- **TASK OBJECTIVE**: Gather, from the listing beneath this task, every line holding the string "channel".

- **EXTRACTED MATERIAL**:
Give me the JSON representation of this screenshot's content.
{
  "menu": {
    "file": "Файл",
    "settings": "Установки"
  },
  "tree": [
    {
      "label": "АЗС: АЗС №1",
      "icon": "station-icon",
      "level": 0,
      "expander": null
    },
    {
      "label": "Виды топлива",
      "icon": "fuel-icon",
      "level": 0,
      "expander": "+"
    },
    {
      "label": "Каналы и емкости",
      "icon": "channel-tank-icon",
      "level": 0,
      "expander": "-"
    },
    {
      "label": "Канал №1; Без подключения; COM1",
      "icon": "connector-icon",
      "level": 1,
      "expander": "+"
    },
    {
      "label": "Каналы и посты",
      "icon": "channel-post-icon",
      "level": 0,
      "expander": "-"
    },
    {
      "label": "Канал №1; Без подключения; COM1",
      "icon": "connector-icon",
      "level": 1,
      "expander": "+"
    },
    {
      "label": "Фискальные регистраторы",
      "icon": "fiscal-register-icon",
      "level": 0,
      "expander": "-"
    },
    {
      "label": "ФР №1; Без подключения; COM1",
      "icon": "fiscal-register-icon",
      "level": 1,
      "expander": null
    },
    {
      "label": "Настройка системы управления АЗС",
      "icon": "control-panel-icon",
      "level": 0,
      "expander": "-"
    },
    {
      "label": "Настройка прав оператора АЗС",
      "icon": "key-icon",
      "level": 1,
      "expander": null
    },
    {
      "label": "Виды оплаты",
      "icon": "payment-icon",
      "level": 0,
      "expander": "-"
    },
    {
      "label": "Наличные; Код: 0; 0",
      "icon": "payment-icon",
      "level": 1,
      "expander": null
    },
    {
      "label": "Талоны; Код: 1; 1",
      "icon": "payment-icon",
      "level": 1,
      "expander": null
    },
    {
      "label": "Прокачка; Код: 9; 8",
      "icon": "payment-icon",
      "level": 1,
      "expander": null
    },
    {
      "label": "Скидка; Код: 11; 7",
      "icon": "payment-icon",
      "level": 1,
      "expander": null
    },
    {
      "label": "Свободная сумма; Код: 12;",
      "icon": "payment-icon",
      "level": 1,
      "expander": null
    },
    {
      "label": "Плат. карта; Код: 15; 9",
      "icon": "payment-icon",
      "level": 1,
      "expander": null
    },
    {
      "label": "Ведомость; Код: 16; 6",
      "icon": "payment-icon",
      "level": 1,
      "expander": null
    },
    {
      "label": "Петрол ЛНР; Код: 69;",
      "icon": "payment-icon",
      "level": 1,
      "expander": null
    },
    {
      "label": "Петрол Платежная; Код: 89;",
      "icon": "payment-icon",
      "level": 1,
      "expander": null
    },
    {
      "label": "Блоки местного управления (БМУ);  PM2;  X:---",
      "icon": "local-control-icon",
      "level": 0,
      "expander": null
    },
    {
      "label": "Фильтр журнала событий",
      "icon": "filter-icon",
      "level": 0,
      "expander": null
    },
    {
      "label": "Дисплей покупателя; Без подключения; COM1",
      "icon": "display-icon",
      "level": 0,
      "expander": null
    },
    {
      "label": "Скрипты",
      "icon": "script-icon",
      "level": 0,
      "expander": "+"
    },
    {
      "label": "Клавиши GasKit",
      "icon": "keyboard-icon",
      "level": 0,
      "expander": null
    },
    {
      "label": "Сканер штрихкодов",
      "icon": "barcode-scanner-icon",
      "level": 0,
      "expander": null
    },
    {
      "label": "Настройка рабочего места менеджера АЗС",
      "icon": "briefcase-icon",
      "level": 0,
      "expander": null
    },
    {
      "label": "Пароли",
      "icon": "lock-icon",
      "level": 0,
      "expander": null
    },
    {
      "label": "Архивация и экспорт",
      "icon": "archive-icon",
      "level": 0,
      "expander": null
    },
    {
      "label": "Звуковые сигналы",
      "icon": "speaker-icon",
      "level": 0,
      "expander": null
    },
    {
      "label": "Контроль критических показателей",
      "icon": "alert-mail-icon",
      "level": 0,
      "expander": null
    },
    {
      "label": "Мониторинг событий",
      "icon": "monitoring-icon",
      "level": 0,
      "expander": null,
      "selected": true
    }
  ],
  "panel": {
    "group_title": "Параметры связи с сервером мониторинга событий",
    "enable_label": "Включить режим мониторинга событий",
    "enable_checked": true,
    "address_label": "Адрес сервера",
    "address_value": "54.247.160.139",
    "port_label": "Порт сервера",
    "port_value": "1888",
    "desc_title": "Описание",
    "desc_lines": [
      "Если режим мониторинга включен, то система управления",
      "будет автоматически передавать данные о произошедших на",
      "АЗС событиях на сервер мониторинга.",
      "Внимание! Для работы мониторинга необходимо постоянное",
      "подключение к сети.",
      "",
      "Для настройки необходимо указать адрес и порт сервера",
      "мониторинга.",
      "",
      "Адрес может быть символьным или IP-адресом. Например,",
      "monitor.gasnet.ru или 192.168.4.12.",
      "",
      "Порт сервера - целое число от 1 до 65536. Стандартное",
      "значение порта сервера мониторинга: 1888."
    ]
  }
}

- **THE REPLY**:
      "icon": "channel-tank-icon",
      "icon": "channel-post-icon",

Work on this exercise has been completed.